* START DATA TO USE *
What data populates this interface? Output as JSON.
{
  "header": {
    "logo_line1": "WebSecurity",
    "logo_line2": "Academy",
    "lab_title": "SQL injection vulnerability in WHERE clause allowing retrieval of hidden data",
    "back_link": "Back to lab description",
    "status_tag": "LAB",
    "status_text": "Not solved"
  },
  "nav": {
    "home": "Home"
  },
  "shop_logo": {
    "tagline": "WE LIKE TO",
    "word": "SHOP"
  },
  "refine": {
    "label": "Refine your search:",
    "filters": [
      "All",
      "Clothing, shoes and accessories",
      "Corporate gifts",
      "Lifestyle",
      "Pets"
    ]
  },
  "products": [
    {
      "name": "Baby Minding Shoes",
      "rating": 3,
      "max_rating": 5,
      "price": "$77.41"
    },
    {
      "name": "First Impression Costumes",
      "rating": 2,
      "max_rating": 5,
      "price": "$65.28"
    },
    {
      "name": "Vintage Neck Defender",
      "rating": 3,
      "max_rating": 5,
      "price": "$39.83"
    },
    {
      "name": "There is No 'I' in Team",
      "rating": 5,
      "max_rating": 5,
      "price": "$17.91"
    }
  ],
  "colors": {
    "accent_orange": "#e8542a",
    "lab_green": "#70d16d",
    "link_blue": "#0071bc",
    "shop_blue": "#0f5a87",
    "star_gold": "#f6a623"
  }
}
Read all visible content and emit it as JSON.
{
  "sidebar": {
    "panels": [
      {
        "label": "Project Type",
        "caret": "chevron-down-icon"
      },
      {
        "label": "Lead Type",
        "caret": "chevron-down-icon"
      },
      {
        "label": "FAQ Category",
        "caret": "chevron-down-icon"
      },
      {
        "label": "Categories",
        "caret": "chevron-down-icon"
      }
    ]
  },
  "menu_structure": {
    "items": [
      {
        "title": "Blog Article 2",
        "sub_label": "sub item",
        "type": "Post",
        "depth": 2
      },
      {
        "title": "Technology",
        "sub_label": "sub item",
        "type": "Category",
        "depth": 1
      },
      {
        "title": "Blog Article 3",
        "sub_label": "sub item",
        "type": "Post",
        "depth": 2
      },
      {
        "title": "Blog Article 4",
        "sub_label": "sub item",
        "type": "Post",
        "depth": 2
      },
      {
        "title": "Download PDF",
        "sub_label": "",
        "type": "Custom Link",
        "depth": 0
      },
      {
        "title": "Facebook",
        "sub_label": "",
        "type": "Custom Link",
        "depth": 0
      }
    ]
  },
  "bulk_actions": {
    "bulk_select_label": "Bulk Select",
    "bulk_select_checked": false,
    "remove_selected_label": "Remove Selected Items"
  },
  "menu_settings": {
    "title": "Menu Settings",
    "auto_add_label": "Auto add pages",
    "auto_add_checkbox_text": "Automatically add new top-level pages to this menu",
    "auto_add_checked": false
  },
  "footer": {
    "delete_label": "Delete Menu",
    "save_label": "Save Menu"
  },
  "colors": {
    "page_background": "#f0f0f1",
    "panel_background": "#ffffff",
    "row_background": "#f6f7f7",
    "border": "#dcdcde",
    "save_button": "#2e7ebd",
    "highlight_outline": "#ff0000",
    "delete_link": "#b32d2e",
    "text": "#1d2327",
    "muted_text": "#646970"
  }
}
* END DATA TO USE *
Repeat every record, keeping each word and mark exactly as it is.

What data populates this interface? Output as JSON.
{
  "header": {
    "logo_line1": "WebSecurity",
    "logo_line2": "Academy",
    "lab_title": "SQL injection vulnerability in WHERE clause allowing retrieval of hidden data",
    "back_link": "Back to lab description",
    "status_tag": "LAB",
    "status_text": "Not solved"
  },
  "nav": {
    "home": "Home"
  },
  "shop_logo": {
    "tagline": "WE LIKE TO",
    "word": "SHOP"
  },
  "refine": {
    "label": "Refine your search:",
    "filters": [
      "All",
      "Clothing, shoes and accessories",
      "Corporate gifts",
      "Lifestyle",
      "Pets"
    ]
  },
  "products": [
    {
      "name": "Baby Minding Shoes",
      "rating": 3,
      "max_rating": 5,
      "price": "$77.41"
    },
    {
      "name": "First Impression Costumes",
      "rating": 2,
      "max_rating": 5,
      "price": "$65.28"
    },
    {
      "name": "Vintage Neck Defender",
      "rating": 3,
      "max_rating": 5,
      "price": "$39.83"
    },
    {
      "name": "There is No 'I' in Team",
      "rating": 5,
      "max_rating": 5,
      "price": "$17.91"
    }
  ],
  "colors": {
    "accent_orange": "#e8542a",
    "lab_green": "#70d16d",
    "link_blue": "#0071bc",
    "shop_blue": "#0f5a87",
    "star_gold": "#f6a623"
  }
}
Read all visible content and emit it as JSON.
{
  "sidebar": {
    "panels": [
      {
        "label": "Project Type",
        "caret": "chevron-down-icon"
      },
      {
        "label": "Lead Type",
        "caret": "chevron-down-icon"
      },
      {
        "label": "FAQ Category",
        "caret": "chevron-down-icon"
      },
      {
        "label": "Categories",
        "caret": "chevron-down-icon"
      }
    ]
  },
  "menu_structure": {
    "items": [
      {
        "title": "Blog Article 2",
        "sub_label": "sub item",
        "type": "Post",
        "depth": 2
      },
      {
        "title": "Technology",
        "sub_label": "sub item",
        "type": "Category",
        "depth": 1
      },
      {
        "title": "Blog Article 3",
        "sub_label": "sub item",
        "type": "Post",
        "depth": 2
      },
      {
        "title": "Blog Article 4",
        "sub_label": "sub item",
        "type": "Post",
        "depth": 2
      },
      {
        "title": "Download PDF",
        "sub_label": "",
        "type": "Custom Link",
        "depth": 0
      },
      {
        "title": "Facebook",
        "sub_label": "",
        "type": "Custom Link",
        "depth": 0
      }
    ]
  },
  "bulk_actions": {
    "bulk_select_label": "Bulk Select",
    "bulk_select_checked": false,
    "remove_selected_label": "Remove Selected Items"
  },
  "menu_settings": {
    "title": "Menu Settings",
    "auto_add_label": "Auto add pages",
    "auto_add_checkbox_text": "Automatically add new top-level pages to this menu",
    "auto_add_checked": false
  },
  "footer": {
    "delete_label": "Delete Menu",
    "save_label": "Save Menu"
  },
  "colors": {
    "page_background": "#f0f0f1",
    "panel_background": "#ffffff",
    "row_background": "#f6f7f7",
    "border": "#dcdcde",
    "save_button": "#2e7ebd",
    "highlight_outline": "#ff0000",
    "delete_link": "#b32d2e",
    "text": "#1d2327",
    "muted_text": "#646970"
  }
}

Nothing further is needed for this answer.